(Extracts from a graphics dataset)
━━━━

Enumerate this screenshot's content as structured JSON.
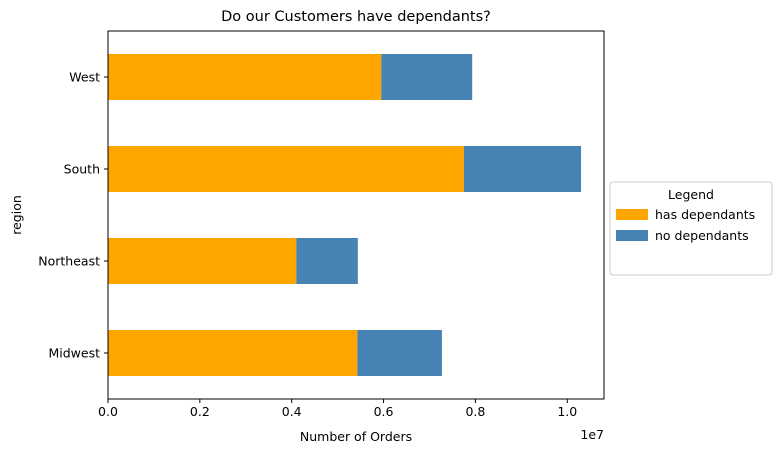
{
  "chart_data": {
    "type": "bar",
    "orientation": "horizontal",
    "stacked": true,
    "title": "Do our Customers have dependants?",
    "xlabel": "Number of Orders",
    "ylabel": "region",
    "x_scale_label": "1e7",
    "xlim": [
      0,
      10800000
    ],
    "x_ticks": [
      0,
      2000000,
      4000000,
      6000000,
      8000000,
      10000000
    ],
    "x_tick_labels": [
      "0.0",
      "0.2",
      "0.4",
      "0.6",
      "0.8",
      "1.0"
    ],
    "categories": [
      "Midwest",
      "Northeast",
      "South",
      "West"
    ],
    "series": [
      {
        "name": "has dependants",
        "color": "#ffa500",
        "values": [
          5430000,
          4100000,
          7750000,
          5950000
        ]
      },
      {
        "name": "no dependants",
        "color": "#4682b4",
        "values": [
          1840000,
          1340000,
          2550000,
          1980000
        ]
      }
    ],
    "grid": false,
    "legend": {
      "title": "Legend",
      "placement": "right-outside"
    }
  }
}
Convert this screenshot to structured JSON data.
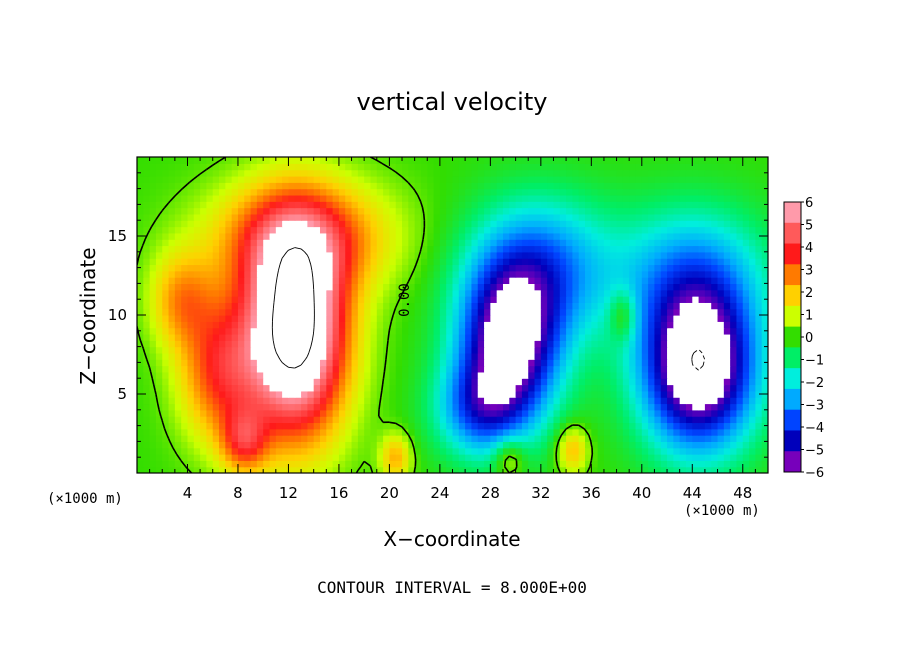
{
  "chart_data": {
    "type": "heatmap",
    "title": "vertical velocity",
    "xlabel": "X−coordinate",
    "ylabel": "Z−coordinate",
    "x_unit": "(×1000 m)",
    "footer": "CONTOUR INTERVAL = 8.000E+00",
    "xlim": [
      0,
      50
    ],
    "ylim": [
      0,
      20
    ],
    "x_ticks": [
      4,
      8,
      12,
      16,
      20,
      24,
      28,
      32,
      36,
      40,
      44,
      48
    ],
    "y_ticks": [
      5,
      10,
      15
    ],
    "colorbar": {
      "ticks": [
        6,
        5,
        4,
        3,
        2,
        1,
        0,
        -1,
        -2,
        -3,
        -4,
        -5,
        -6
      ],
      "tick_labels": [
        "6",
        "5",
        "4",
        "3",
        "2",
        "1",
        "0",
        "−1",
        "−2",
        "−3",
        "−4",
        "−5",
        "−6"
      ],
      "range": [
        -6,
        6
      ],
      "colors": [
        "#ff9aaa",
        "#ff5a5a",
        "#ff1a1a",
        "#ff7a00",
        "#ffd000",
        "#ccff00",
        "#33dd00",
        "#00ee66",
        "#00eedd",
        "#00aaff",
        "#0044ff",
        "#0000bb",
        "#7700bb"
      ]
    },
    "contour_label": "0.00",
    "blobs": [
      {
        "x": 6.5,
        "z": 6.5,
        "w": 3.5,
        "sx": 3.2,
        "sz": 4.5
      },
      {
        "x": 12.5,
        "z": 9.0,
        "w": 9.0,
        "sx": 4.0,
        "sz": 6.5
      },
      {
        "x": 13.0,
        "z": 15.0,
        "w": 3.5,
        "sx": 7.0,
        "sz": 3.5
      },
      {
        "x": 3.5,
        "z": 11.0,
        "w": 2.5,
        "sx": 2.5,
        "sz": 3.0
      },
      {
        "x": 8.5,
        "z": 2.0,
        "w": 3.0,
        "sx": 1.8,
        "sz": 2.0
      },
      {
        "x": 20.5,
        "z": 1.0,
        "w": 2.5,
        "sx": 1.2,
        "sz": 1.5
      },
      {
        "x": 29.5,
        "z": 1.0,
        "w": 2.0,
        "sx": 1.2,
        "sz": 1.3
      },
      {
        "x": 34.5,
        "z": 1.5,
        "w": 2.5,
        "sx": 1.2,
        "sz": 1.5
      },
      {
        "x": 29.5,
        "z": 8.0,
        "w": -6.5,
        "sx": 4.0,
        "sz": 5.0
      },
      {
        "x": 44.5,
        "z": 6.5,
        "w": -7.5,
        "sx": 4.5,
        "sz": 5.0
      },
      {
        "x": 32.0,
        "z": 13.0,
        "w": -3.5,
        "sx": 5.5,
        "sz": 4.5
      },
      {
        "x": 44.0,
        "z": 12.5,
        "w": -3.0,
        "sx": 6.0,
        "sz": 4.5
      },
      {
        "x": 27.0,
        "z": 4.0,
        "w": -3.0,
        "sx": 3.5,
        "sz": 3.0
      },
      {
        "x": 38.5,
        "z": 10.0,
        "w": 2.0,
        "sx": 1.0,
        "sz": 1.6
      }
    ]
  }
}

━━━━

> [Aim of the exercise]:
In the copy, include all records verbatim but no images.

> [Expected answer]:
Enumerate this screenshot's content as structured JSON.
{
  "chart_data": {
    "type": "bar",
    "orientation": "horizontal",
    "stacked": true,
    "title": "Do our Customers have dependants?",
    "xlabel": "Number of Orders",
    "ylabel": "region",
    "x_scale_label": "1e7",
    "xlim": [
      0,
      10800000
    ],
    "x_ticks": [
      0,
      2000000,
      4000000,
      6000000,
      8000000,
      10000000
    ],
    "x_tick_labels": [
      "0.0",
      "0.2",
      "0.4",
      "0.6",
      "0.8",
      "1.0"
    ],
    "categories": [
      "Midwest",
      "Northeast",
      "South",
      "West"
    ],
    "series": [
      {
        "name": "has dependants",
        "color": "#ffa500",
        "values": [
          5430000,
          4100000,
          7750000,
          5950000
        ]
      },
      {
        "name": "no dependants",
        "color": "#4682b4",
        "values": [
          1840000,
          1340000,
          2550000,
          1980000
        ]
      }
    ],
    "grid": false,
    "legend": {
      "title": "Legend",
      "placement": "right-outside"
    }
  }
}
Convert this screenshot to structured JSON data.
{
  "chart_data": {
    "type": "heatmap",
    "title": "vertical velocity",
    "xlabel": "X−coordinate",
    "ylabel": "Z−coordinate",
    "x_unit": "(×1000 m)",
    "footer": "CONTOUR INTERVAL = 8.000E+00",
    "xlim": [
      0,
      50
    ],
    "ylim": [
      0,
      20
    ],
    "x_ticks": [
      4,
      8,
      12,
      16,
      20,
      24,
      28,
      32,
      36,
      40,
      44,
      48
    ],
    "y_ticks": [
      5,
      10,
      15
    ],
    "colorbar": {
      "ticks": [
        6,
        5,
        4,
        3,
        2,
        1,
        0,
        -1,
        -2,
        -3,
        -4,
        -5,
        -6
      ],
      "tick_labels": [
        "6",
        "5",
        "4",
        "3",
        "2",
        "1",
        "0",
        "−1",
        "−2",
        "−3",
        "−4",
        "−5",
        "−6"
      ],
      "range": [
        -6,
        6
      ],
      "colors": [
        "#ff9aaa",
        "#ff5a5a",
        "#ff1a1a",
        "#ff7a00",
        "#ffd000",
        "#ccff00",
        "#33dd00",
        "#00ee66",
        "#00eedd",
        "#00aaff",
        "#0044ff",
        "#0000bb",
        "#7700bb"
      ]
    },
    "contour_label": "0.00",
    "blobs": [
      {
        "x": 6.5,
        "z": 6.5,
        "w": 3.5,
        "sx": 3.2,
        "sz": 4.5
      },
      {
        "x": 12.5,
        "z": 9.0,
        "w": 9.0,
        "sx": 4.0,
        "sz": 6.5
      },
      {
        "x": 13.0,
        "z": 15.0,
        "w": 3.5,
        "sx": 7.0,
        "sz": 3.5
      },
      {
        "x": 3.5,
        "z": 11.0,
        "w": 2.5,
        "sx": 2.5,
        "sz": 3.0
      },
      {
        "x": 8.5,
        "z": 2.0,
        "w": 3.0,
        "sx": 1.8,
        "sz": 2.0
      },
      {
        "x": 20.5,
        "z": 1.0,
        "w": 2.5,
        "sx": 1.2,
        "sz": 1.5
      },
      {
        "x": 29.5,
        "z": 1.0,
        "w": 2.0,
        "sx": 1.2,
        "sz": 1.3
      },
      {
        "x": 34.5,
        "z": 1.5,
        "w": 2.5,
        "sx": 1.2,
        "sz": 1.5
      },
      {
        "x": 29.5,
        "z": 8.0,
        "w": -6.5,
        "sx": 4.0,
        "sz": 5.0
      },
      {
        "x": 44.5,
        "z": 6.5,
        "w": -7.5,
        "sx": 4.5,
        "sz": 5.0
      },
      {
        "x": 32.0,
        "z": 13.0,
        "w": -3.5,
        "sx": 5.5,
        "sz": 4.5
      },
      {
        "x": 44.0,
        "z": 12.5,
        "w": -3.0,
        "sx": 6.0,
        "sz": 4.5
      },
      {
        "x": 27.0,
        "z": 4.0,
        "w": -3.0,
        "sx": 3.5,
        "sz": 3.0
      },
      {
        "x": 38.5,
        "z": 10.0,
        "w": 2.0,
        "sx": 1.0,
        "sz": 1.6
      }
    ]
  }
}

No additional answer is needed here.